[Stated problem] In the entries below, count every line with the string "grid". State the count and nothing else.

[Dataset records]
● ● ● ● ● ● ●

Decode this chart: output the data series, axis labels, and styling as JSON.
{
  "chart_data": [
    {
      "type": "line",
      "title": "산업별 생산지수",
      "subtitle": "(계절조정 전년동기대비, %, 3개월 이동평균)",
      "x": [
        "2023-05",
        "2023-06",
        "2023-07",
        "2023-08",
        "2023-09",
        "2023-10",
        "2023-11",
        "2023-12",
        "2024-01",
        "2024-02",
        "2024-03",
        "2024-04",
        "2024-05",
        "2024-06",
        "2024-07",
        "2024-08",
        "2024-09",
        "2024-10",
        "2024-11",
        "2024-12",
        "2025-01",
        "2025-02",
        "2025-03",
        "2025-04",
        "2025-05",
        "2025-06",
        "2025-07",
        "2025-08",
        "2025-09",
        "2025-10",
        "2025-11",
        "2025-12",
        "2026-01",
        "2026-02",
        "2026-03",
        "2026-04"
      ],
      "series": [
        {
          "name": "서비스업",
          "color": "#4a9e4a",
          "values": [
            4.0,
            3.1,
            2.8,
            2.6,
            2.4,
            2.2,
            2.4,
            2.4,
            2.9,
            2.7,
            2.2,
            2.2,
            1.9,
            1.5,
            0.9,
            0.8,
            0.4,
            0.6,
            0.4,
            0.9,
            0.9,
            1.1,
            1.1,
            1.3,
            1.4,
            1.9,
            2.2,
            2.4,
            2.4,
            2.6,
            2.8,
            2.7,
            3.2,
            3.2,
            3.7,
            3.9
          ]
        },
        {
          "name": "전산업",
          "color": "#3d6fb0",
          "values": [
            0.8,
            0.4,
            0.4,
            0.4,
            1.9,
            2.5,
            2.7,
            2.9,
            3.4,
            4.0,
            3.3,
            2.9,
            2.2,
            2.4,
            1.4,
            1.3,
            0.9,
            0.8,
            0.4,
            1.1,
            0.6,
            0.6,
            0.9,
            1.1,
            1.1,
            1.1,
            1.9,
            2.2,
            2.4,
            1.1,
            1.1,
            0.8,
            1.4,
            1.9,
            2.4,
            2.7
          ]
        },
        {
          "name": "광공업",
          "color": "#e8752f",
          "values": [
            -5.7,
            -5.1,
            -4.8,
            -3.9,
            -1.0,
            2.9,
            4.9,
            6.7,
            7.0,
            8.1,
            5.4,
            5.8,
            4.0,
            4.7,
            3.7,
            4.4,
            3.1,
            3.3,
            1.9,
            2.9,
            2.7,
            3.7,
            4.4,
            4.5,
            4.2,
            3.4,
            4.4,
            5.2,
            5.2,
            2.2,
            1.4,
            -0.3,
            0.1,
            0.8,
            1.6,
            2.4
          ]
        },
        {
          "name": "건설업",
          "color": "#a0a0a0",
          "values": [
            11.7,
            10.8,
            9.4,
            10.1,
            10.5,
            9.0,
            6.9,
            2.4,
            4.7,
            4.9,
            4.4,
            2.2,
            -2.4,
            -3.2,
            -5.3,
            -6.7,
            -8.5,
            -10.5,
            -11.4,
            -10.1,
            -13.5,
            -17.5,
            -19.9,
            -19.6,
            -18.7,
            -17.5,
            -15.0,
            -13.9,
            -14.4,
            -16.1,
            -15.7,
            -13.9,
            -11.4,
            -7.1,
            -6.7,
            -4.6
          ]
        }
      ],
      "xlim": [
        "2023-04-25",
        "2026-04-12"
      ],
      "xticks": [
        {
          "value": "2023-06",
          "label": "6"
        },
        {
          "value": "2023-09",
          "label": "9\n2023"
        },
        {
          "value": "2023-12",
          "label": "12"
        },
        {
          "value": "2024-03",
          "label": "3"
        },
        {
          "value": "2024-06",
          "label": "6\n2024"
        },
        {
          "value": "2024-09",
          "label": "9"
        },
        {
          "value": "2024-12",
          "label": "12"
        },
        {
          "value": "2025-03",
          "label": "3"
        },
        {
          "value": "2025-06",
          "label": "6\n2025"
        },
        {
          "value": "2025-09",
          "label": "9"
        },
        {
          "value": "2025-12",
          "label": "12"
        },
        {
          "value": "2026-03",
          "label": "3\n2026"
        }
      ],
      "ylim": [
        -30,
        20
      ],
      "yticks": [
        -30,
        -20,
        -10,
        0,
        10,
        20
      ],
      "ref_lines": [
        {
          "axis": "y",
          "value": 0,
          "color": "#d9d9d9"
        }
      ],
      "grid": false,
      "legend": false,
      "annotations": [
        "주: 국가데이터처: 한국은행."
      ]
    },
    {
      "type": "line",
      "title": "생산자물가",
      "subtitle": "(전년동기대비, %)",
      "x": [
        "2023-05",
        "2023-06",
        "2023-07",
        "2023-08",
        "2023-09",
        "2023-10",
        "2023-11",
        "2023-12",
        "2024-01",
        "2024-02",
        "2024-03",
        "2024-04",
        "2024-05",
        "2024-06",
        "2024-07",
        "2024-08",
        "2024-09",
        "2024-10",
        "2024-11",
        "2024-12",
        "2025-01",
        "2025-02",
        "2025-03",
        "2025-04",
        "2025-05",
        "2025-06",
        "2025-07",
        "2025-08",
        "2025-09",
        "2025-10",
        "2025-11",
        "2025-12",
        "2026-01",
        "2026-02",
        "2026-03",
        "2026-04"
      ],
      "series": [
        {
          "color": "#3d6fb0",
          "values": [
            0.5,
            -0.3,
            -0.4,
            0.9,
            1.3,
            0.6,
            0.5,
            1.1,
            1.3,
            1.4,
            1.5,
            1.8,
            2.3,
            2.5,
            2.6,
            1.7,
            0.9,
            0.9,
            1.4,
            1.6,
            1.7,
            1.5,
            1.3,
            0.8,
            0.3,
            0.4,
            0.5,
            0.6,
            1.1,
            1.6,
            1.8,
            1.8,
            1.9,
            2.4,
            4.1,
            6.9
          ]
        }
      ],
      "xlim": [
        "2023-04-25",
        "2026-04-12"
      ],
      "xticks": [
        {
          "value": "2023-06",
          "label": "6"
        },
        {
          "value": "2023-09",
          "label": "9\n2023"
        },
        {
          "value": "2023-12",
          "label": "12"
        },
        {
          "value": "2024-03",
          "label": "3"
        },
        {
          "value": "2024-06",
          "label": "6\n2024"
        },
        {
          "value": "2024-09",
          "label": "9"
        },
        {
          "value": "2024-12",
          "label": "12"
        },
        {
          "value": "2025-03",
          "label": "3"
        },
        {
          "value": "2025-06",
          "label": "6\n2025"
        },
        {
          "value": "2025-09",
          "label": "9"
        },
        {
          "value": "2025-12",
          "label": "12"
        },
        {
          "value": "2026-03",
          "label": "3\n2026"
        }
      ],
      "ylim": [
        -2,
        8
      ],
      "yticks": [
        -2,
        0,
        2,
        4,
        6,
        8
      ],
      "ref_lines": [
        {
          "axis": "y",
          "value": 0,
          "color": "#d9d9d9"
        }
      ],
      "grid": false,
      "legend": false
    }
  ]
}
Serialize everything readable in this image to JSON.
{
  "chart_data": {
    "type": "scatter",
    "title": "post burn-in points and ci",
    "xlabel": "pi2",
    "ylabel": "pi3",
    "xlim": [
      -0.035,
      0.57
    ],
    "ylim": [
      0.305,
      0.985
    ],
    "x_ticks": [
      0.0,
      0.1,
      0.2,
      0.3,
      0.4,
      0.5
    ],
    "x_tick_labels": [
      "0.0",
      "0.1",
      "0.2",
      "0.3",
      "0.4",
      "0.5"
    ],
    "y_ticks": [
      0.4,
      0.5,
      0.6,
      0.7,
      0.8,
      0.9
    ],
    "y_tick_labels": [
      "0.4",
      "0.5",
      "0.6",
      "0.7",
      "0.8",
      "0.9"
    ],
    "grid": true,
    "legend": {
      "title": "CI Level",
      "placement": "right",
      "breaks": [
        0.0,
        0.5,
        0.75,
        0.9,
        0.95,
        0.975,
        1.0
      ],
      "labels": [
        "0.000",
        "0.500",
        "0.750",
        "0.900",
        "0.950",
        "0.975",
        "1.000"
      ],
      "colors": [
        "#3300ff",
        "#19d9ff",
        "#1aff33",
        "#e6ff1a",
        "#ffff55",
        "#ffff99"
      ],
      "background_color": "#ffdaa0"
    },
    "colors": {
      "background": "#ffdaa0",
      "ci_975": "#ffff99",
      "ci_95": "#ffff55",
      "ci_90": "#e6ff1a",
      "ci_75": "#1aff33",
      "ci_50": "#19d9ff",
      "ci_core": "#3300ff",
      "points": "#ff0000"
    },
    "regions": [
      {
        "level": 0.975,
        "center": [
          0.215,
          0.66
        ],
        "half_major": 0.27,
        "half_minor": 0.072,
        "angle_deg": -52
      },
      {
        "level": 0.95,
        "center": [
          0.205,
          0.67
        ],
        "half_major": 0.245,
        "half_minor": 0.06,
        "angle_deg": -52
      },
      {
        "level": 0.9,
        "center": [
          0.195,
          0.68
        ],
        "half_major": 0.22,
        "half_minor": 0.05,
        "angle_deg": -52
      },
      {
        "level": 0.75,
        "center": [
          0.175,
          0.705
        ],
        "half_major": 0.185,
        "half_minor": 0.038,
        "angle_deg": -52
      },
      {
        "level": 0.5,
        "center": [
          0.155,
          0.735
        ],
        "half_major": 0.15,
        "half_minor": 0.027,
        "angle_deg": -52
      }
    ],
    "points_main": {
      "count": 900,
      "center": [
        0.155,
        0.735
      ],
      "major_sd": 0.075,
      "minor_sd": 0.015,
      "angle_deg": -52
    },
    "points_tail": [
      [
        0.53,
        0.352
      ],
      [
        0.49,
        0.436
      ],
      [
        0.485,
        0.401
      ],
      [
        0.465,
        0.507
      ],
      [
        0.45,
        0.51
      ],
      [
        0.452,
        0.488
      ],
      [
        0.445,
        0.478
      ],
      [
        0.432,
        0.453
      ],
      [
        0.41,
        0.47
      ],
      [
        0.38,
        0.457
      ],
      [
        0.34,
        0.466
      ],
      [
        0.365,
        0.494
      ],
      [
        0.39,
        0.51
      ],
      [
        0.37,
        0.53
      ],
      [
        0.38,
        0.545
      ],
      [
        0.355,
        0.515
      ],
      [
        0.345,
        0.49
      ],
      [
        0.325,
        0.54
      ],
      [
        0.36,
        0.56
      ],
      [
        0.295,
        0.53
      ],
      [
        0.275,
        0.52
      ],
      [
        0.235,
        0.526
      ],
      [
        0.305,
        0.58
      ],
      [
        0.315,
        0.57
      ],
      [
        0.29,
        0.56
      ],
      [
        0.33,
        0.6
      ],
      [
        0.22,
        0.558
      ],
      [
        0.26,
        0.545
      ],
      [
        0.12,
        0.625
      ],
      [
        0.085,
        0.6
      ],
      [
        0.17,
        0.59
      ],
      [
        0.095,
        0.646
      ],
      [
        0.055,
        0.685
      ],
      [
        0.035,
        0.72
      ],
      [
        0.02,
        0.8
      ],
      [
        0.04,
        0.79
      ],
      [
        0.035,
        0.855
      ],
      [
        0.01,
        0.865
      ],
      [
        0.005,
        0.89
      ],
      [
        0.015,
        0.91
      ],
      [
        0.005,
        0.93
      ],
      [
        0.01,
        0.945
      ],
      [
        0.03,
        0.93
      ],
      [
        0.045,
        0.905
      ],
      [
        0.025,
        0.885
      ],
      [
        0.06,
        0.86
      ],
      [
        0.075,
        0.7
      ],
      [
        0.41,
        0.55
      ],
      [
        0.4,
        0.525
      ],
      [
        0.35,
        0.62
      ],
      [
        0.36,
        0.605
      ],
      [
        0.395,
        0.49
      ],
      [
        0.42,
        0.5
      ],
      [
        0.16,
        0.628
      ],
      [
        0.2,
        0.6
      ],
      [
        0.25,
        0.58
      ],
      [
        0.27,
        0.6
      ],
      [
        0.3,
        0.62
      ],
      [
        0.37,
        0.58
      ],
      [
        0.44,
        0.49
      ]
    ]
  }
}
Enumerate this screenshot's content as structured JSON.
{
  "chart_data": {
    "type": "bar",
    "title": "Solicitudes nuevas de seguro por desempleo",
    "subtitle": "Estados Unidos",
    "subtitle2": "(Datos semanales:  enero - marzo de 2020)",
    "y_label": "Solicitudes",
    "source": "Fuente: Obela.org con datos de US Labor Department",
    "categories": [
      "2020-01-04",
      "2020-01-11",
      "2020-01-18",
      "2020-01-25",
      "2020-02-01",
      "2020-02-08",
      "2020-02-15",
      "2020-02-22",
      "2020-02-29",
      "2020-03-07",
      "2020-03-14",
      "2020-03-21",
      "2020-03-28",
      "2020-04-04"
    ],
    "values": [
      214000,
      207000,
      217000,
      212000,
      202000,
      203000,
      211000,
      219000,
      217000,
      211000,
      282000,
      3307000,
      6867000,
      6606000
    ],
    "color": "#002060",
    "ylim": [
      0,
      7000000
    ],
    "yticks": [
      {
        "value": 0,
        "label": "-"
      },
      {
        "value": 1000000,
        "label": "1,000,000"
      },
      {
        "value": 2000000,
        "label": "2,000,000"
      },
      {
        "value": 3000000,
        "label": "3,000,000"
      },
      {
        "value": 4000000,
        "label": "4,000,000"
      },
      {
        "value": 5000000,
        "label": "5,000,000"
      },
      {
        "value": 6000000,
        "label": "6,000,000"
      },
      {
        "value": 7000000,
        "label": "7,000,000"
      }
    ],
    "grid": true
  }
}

● ● ● ● ● ● ●

[Solution to this exercise] 4